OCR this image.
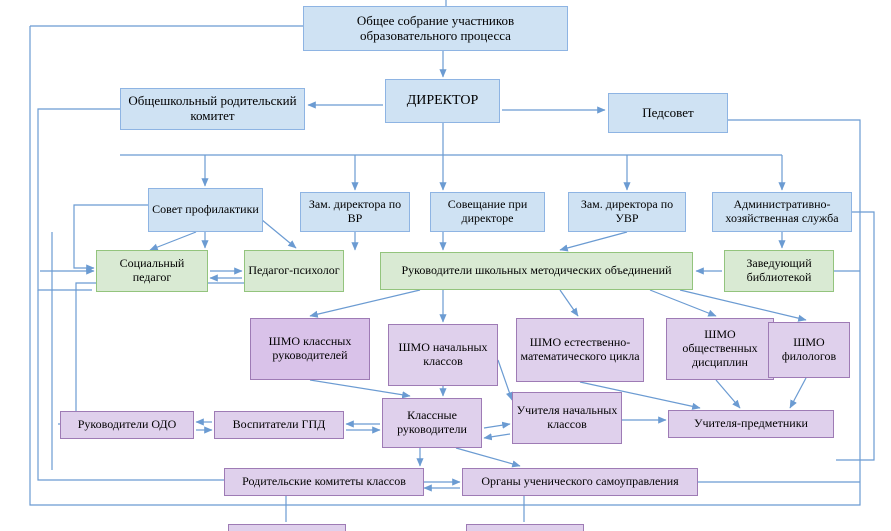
Общее собрание участников образовательного процесса
ДИРЕКТОР
Общешкольный родительский комитет	Педсовет
Совет профилактики	Зам. директора по ВР
Совещание при директоре
Зам. директора по УВР
Административно-хозяйственная служба
Социальный педагог	Педагог-психолог	Руководители школьных методических объединений	Заведующий библиотекой
ШМО классных руководителей
ШМО начальных классов
ШМО естественно-математического цикла
ШМО общественных дисциплин
ШМО филологов
Руководители ОДО	Воспитатели ГПД
Классные руководители
Учителя начальных классов	Учителя-предметники
Родительские комитеты классов	Органы ученического самоуправления
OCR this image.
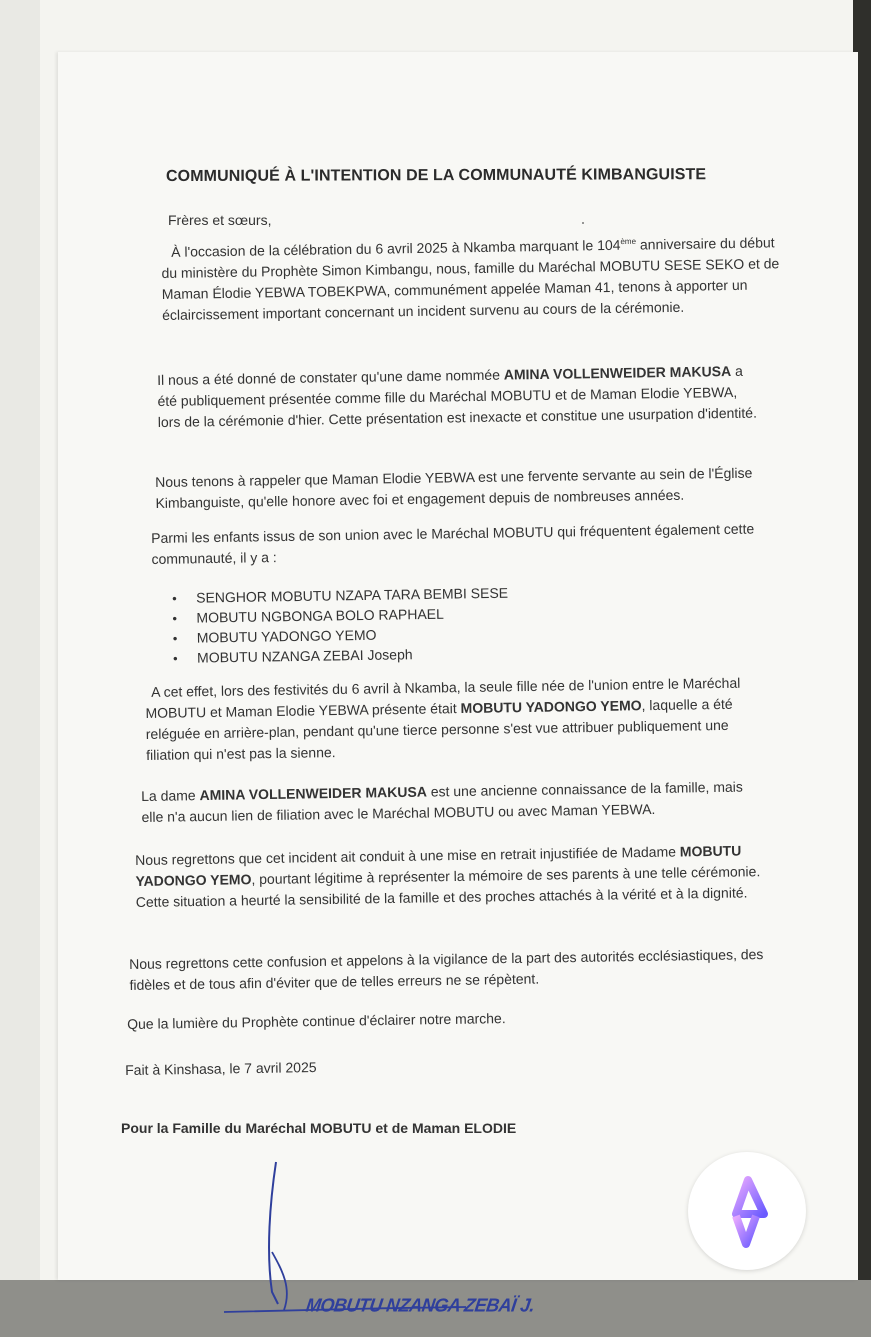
COMMUNIQUÉ À L'INTENTION DE LA COMMUNAUTÉ KIMBANGUISTE
Frères et sœurs,
À l'occasion de la célébration du 6 avril 2025 à Nkamba marquant le 104ème anniversaire du début du ministère du Prophète Simon Kimbangu, nous, famille du Maréchal MOBUTU SESE SEKO et de Maman Élodie YEBWA TOBEKPWA, communément appelée Maman 41, tenons à apporter un éclaircissement important concernant un incident survenu au cours de la cérémonie.
Il nous a été donné de constater qu'une dame nommée AMINA VOLLENWEIDER MAKUSA a été publiquement présentée comme fille du Maréchal MOBUTU et de Maman Elodie YEBWA, lors de la cérémonie d'hier. Cette présentation est inexacte et constitue une usurpation d'identité.
Nous tenons à rappeler que Maman Elodie YEBWA est une fervente servante au sein de l'Église Kimbanguiste, qu'elle honore avec foi et engagement depuis de nombreuses années.
Parmi les enfants issus de son union avec le Maréchal MOBUTU qui fréquentent également cette communauté, il y a :
• SENGHOR MOBUTU NZAPA TARA BEMBI SESE
• MOBUTU NGBONGA BOLO RAPHAEL
• MOBUTU YADONGO YEMO
• MOBUTU NZANGA ZEBAI Joseph
A cet effet, lors des festivités du 6 avril à Nkamba, la seule fille née de l'union entre le Maréchal MOBUTU et Maman Elodie YEBWA présente était MOBUTU YADONGO YEMO, laquelle a été reléguée en arrière-plan, pendant qu'une tierce personne s'est vue attribuer publiquement une filiation qui n'est pas la sienne.
La dame AMINA VOLLENWEIDER MAKUSA est une ancienne connaissance de la famille, mais elle n'a aucun lien de filiation avec le Maréchal MOBUTU ou avec Maman YEBWA.
Nous regrettons que cet incident ait conduit à une mise en retrait injustifiée de Madame MOBUTU YADONGO YEMO, pourtant légitime à représenter la mémoire de ses parents à une telle cérémonie. Cette situation a heurté la sensibilité de la famille et des proches attachés à la vérité et à la dignité.
Nous regrettons cette confusion et appelons à la vigilance de la part des autorités ecclésiastiques, des fidèles et de tous afin d'éviter que de telles erreurs ne se répètent.
Que la lumière du Prophète continue d'éclairer notre marche.
Fait à Kinshasa, le 7 avril 2025
Pour la Famille du Maréchal MOBUTU et de Maman ELODIE
MOBUTU NZANGA ZEBAÏ J.
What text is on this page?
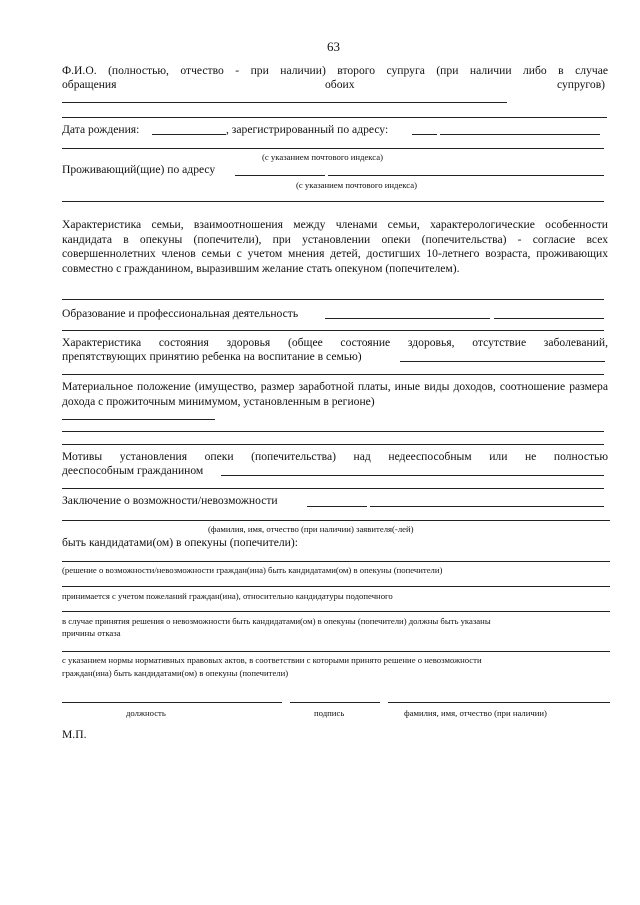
63
Ф.И.О. (полностью, отчество - при наличии) второго супруга (при наличии либо в случае
обращения	обоих	супругов)
Дата рождения:	, зарегистрированный по адресу:
(с указанием почтового индекса)
Проживающий(щие) по адресу
(с указанием почтового индекса)
Характеристика семьи, взаимоотношения между членами семьи, характерологические особенности кандидата в опекуны (попечители), при установлении опеки (попечительства) - согласие всех совершеннолетних членов семьи с учетом мнения детей, достигших 10-летнего возраста, проживающих совместно с гражданином, выразившим желание стать опекуном (попечителем).
Образование и профессиональная деятельность
Характеристика состояния здоровья (общее состояние здоровья, отсутствие заболеваний,
препятствующих принятию ребенка на воспитание в семью)
Материальное положение (имущество, размер заработной платы, иные виды доходов, соотношение размера дохода с прожиточным минимумом, установленным в регионе)
Мотивы установления опеки (попечительства) над недееспособным или не полностью
дееспособным гражданином
Заключение о возможности/невозможности
(фамилия, имя, отчество (при наличии) заявителя(-лей)
быть кандидатами(ом) в опекуны (попечители):
(решение о возможности/невозможности граждан(ина) быть кандидатами(ом) в опекуны (попечители)
принимается с учетом пожеланий граждан(ина), относительно кандидатуры подопечного
в случае принятия решения о невозможности быть кандидатами(ом) в опекуны (попечители) должны быть указаны
причины отказа
с указанием нормы нормативных правовых актов, в соответствии с которыми принято решение о невозможности
граждан(ина) быть кандидатами(ом) в опекуны (попечители)
должность	подпись	фамилия, имя, отчество (при наличии)
М.П.
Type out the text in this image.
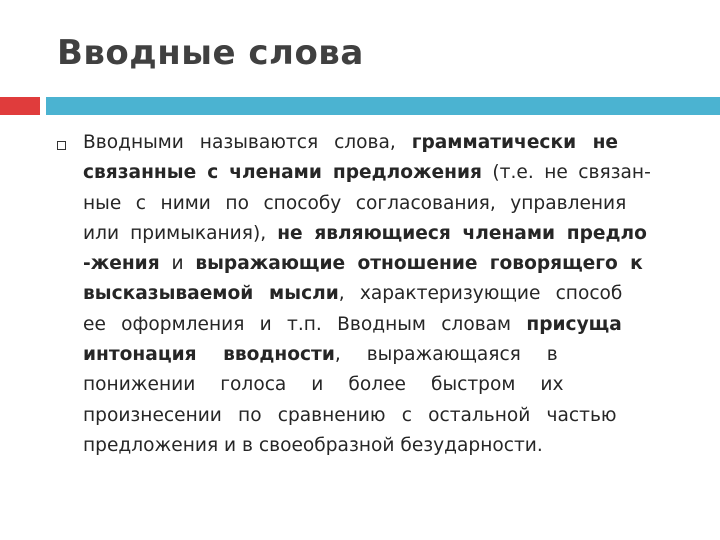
Вводные слова
Вводными называются слова, грамматически не
связанные с членами предложения (т.е. не связан-
ные с ними по способу согласования, управления
или примыкания), не являющиеся членами предло
-жения и выражающие отношение говорящего к
высказываемой мысли, характеризующие способ
ее оформления и т.п. Вводным словам присуща
интонация вводности, выражающаяся в
понижении голоса и более быстром их
произнесении по сравнению с остальной частью
предложения и в своеобразной безударности.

▸ Requirement: Read the entries above, then pull out the lines that include "директора".

▸ Response to this exercise:
Совет профилактики	Зам. директора по ВР
Зам. директора по УВР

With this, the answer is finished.